**To be done**: Scan the entries and tally the lines that include the string "kaki". Reply with the figure alone.
** Start **
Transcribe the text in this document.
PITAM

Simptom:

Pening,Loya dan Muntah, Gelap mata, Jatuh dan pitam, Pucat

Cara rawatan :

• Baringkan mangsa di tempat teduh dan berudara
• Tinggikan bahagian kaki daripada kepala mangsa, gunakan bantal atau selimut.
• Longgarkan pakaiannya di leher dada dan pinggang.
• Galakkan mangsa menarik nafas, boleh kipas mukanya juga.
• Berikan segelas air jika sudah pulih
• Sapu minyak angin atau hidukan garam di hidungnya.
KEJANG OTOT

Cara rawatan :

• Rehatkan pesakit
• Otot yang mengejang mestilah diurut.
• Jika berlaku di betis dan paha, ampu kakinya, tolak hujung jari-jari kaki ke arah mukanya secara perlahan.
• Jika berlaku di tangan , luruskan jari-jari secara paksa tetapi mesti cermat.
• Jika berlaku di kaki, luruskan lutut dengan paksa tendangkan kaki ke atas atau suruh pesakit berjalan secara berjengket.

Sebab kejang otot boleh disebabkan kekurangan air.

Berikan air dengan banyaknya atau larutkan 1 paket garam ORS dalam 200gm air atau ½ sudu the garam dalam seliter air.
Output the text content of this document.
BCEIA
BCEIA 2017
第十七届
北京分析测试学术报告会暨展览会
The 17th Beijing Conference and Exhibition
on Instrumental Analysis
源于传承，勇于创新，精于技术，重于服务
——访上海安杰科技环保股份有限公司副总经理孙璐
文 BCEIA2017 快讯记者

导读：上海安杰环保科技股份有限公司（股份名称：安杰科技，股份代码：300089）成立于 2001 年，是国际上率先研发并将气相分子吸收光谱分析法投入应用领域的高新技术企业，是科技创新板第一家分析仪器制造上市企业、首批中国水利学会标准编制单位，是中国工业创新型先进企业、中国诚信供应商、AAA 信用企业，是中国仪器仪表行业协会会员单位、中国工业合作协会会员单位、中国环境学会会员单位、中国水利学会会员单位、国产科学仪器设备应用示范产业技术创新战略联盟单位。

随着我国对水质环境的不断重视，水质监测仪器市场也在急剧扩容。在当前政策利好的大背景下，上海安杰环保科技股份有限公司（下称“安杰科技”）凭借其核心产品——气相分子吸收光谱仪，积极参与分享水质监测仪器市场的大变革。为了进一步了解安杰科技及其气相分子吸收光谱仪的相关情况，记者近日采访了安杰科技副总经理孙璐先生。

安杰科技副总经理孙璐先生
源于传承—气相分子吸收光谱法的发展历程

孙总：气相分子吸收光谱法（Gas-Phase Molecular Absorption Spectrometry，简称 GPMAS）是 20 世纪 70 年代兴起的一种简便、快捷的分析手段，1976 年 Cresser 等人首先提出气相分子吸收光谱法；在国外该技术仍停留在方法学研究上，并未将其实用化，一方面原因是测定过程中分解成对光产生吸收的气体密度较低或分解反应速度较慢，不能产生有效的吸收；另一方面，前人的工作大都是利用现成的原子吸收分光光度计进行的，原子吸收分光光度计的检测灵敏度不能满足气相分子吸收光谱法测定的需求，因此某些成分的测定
** End **
**Reply to the exercise**: 3